[Start]

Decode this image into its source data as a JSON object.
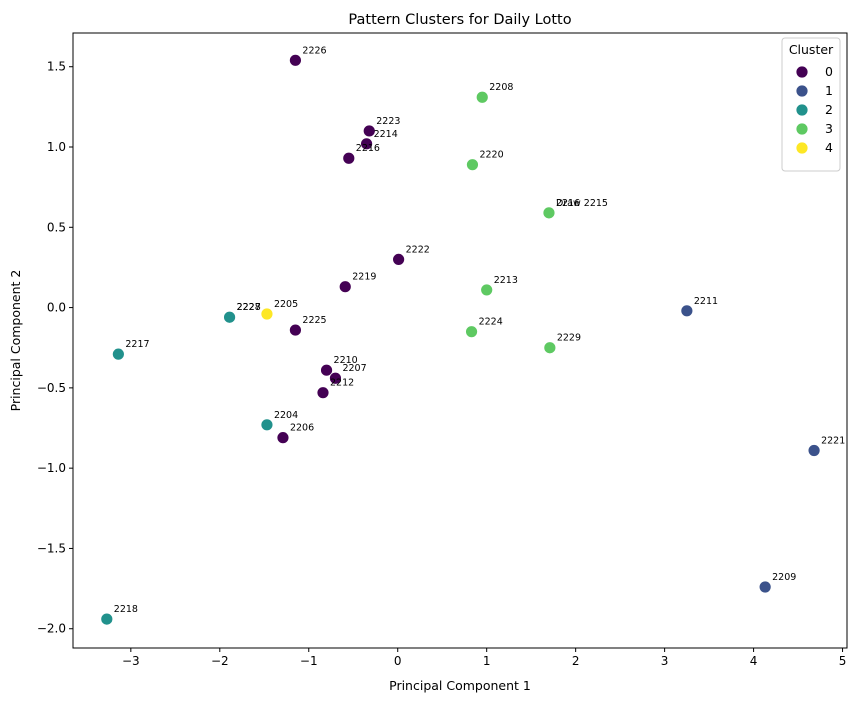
{
  "chart_data": {
    "type": "scatter",
    "title": "Pattern Clusters for Daily Lotto",
    "xlabel": "Principal Component 1",
    "ylabel": "Principal Component 2",
    "xlim": [
      -3.65,
      5.05
    ],
    "ylim": [
      -2.12,
      1.71
    ],
    "xticks": [
      -3,
      -2,
      -1,
      0,
      1,
      2,
      3,
      4,
      5
    ],
    "yticks": [
      -2.0,
      -1.5,
      -1.0,
      -0.5,
      0.0,
      0.5,
      1.0,
      1.5
    ],
    "grid": false,
    "legend": {
      "title": "Cluster",
      "position": "top-right",
      "entries": [
        "0",
        "1",
        "2",
        "3",
        "4"
      ]
    },
    "cluster_colors": {
      "0": "#440154",
      "1": "#3b528b",
      "2": "#21918c",
      "3": "#5ec962",
      "4": "#fde725"
    },
    "points": [
      {
        "label": "2226",
        "x": -1.15,
        "y": 1.54,
        "cluster": "0"
      },
      {
        "label": "2223",
        "x": -0.32,
        "y": 1.1,
        "cluster": "0"
      },
      {
        "label": "2214",
        "x": -0.35,
        "y": 1.02,
        "cluster": "0"
      },
      {
        "label": "2216",
        "x": -0.55,
        "y": 0.93,
        "cluster": "0"
      },
      {
        "label": "2222",
        "x": 0.01,
        "y": 0.3,
        "cluster": "0"
      },
      {
        "label": "2219",
        "x": -0.59,
        "y": 0.13,
        "cluster": "0"
      },
      {
        "label": "2225",
        "x": -1.15,
        "y": -0.14,
        "cluster": "0"
      },
      {
        "label": "2210",
        "x": -0.8,
        "y": -0.39,
        "cluster": "0"
      },
      {
        "label": "2207",
        "x": -0.7,
        "y": -0.44,
        "cluster": "0"
      },
      {
        "label": "2212",
        "x": -0.84,
        "y": -0.53,
        "cluster": "0"
      },
      {
        "label": "2206",
        "x": -1.29,
        "y": -0.81,
        "cluster": "0"
      },
      {
        "label": "2211",
        "x": 3.25,
        "y": -0.02,
        "cluster": "1"
      },
      {
        "label": "2221",
        "x": 4.68,
        "y": -0.89,
        "cluster": "1"
      },
      {
        "label": "2209",
        "x": 4.13,
        "y": -1.74,
        "cluster": "1"
      },
      {
        "label": "2227",
        "x": -1.89,
        "y": -0.06,
        "cluster": "2"
      },
      {
        "label": "2228",
        "x": -1.89,
        "y": -0.06,
        "cluster": "2"
      },
      {
        "label": "2217",
        "x": -3.14,
        "y": -0.29,
        "cluster": "2"
      },
      {
        "label": "2204",
        "x": -1.47,
        "y": -0.73,
        "cluster": "2"
      },
      {
        "label": "2218",
        "x": -3.27,
        "y": -1.94,
        "cluster": "2"
      },
      {
        "label": "2208",
        "x": 0.95,
        "y": 1.31,
        "cluster": "3"
      },
      {
        "label": "2220",
        "x": 0.84,
        "y": 0.89,
        "cluster": "3"
      },
      {
        "label": "2216",
        "x": 1.7,
        "y": 0.59,
        "cluster": "3"
      },
      {
        "label": "Draw 2215",
        "x": 1.7,
        "y": 0.59,
        "cluster": "3"
      },
      {
        "label": "2213",
        "x": 1.0,
        "y": 0.11,
        "cluster": "3"
      },
      {
        "label": "2224",
        "x": 0.83,
        "y": -0.15,
        "cluster": "3"
      },
      {
        "label": "2229",
        "x": 1.71,
        "y": -0.25,
        "cluster": "3"
      },
      {
        "label": "2205",
        "x": -1.47,
        "y": -0.04,
        "cluster": "4"
      }
    ]
  }
}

[End]

Omit the pictures, then quote the rest of the material above exactly.

> Reply:
Decode this image into its source data as a JSON object.
{
  "chart_data": {
    "type": "scatter",
    "title": "Pattern Clusters for Daily Lotto",
    "xlabel": "Principal Component 1",
    "ylabel": "Principal Component 2",
    "xlim": [
      -3.65,
      5.05
    ],
    "ylim": [
      -2.12,
      1.71
    ],
    "xticks": [
      -3,
      -2,
      -1,
      0,
      1,
      2,
      3,
      4,
      5
    ],
    "yticks": [
      -2.0,
      -1.5,
      -1.0,
      -0.5,
      0.0,
      0.5,
      1.0,
      1.5
    ],
    "grid": false,
    "legend": {
      "title": "Cluster",
      "position": "top-right",
      "entries": [
        "0",
        "1",
        "2",
        "3",
        "4"
      ]
    },
    "cluster_colors": {
      "0": "#440154",
      "1": "#3b528b",
      "2": "#21918c",
      "3": "#5ec962",
      "4": "#fde725"
    },
    "points": [
      {
        "label": "2226",
        "x": -1.15,
        "y": 1.54,
        "cluster": "0"
      },
      {
        "label": "2223",
        "x": -0.32,
        "y": 1.1,
        "cluster": "0"
      },
      {
        "label": "2214",
        "x": -0.35,
        "y": 1.02,
        "cluster": "0"
      },
      {
        "label": "2216",
        "x": -0.55,
        "y": 0.93,
        "cluster": "0"
      },
      {
        "label": "2222",
        "x": 0.01,
        "y": 0.3,
        "cluster": "0"
      },
      {
        "label": "2219",
        "x": -0.59,
        "y": 0.13,
        "cluster": "0"
      },
      {
        "label": "2225",
        "x": -1.15,
        "y": -0.14,
        "cluster": "0"
      },
      {
        "label": "2210",
        "x": -0.8,
        "y": -0.39,
        "cluster": "0"
      },
      {
        "label": "2207",
        "x": -0.7,
        "y": -0.44,
        "cluster": "0"
      },
      {
        "label": "2212",
        "x": -0.84,
        "y": -0.53,
        "cluster": "0"
      },
      {
        "label": "2206",
        "x": -1.29,
        "y": -0.81,
        "cluster": "0"
      },
      {
        "label": "2211",
        "x": 3.25,
        "y": -0.02,
        "cluster": "1"
      },
      {
        "label": "2221",
        "x": 4.68,
        "y": -0.89,
        "cluster": "1"
      },
      {
        "label": "2209",
        "x": 4.13,
        "y": -1.74,
        "cluster": "1"
      },
      {
        "label": "2227",
        "x": -1.89,
        "y": -0.06,
        "cluster": "2"
      },
      {
        "label": "2228",
        "x": -1.89,
        "y": -0.06,
        "cluster": "2"
      },
      {
        "label": "2217",
        "x": -3.14,
        "y": -0.29,
        "cluster": "2"
      },
      {
        "label": "2204",
        "x": -1.47,
        "y": -0.73,
        "cluster": "2"
      },
      {
        "label": "2218",
        "x": -3.27,
        "y": -1.94,
        "cluster": "2"
      },
      {
        "label": "2208",
        "x": 0.95,
        "y": 1.31,
        "cluster": "3"
      },
      {
        "label": "2220",
        "x": 0.84,
        "y": 0.89,
        "cluster": "3"
      },
      {
        "label": "2216",
        "x": 1.7,
        "y": 0.59,
        "cluster": "3"
      },
      {
        "label": "Draw 2215",
        "x": 1.7,
        "y": 0.59,
        "cluster": "3"
      },
      {
        "label": "2213",
        "x": 1.0,
        "y": 0.11,
        "cluster": "3"
      },
      {
        "label": "2224",
        "x": 0.83,
        "y": -0.15,
        "cluster": "3"
      },
      {
        "label": "2229",
        "x": 1.71,
        "y": -0.25,
        "cluster": "3"
      },
      {
        "label": "2205",
        "x": -1.47,
        "y": -0.04,
        "cluster": "4"
      }
    ]
  }
}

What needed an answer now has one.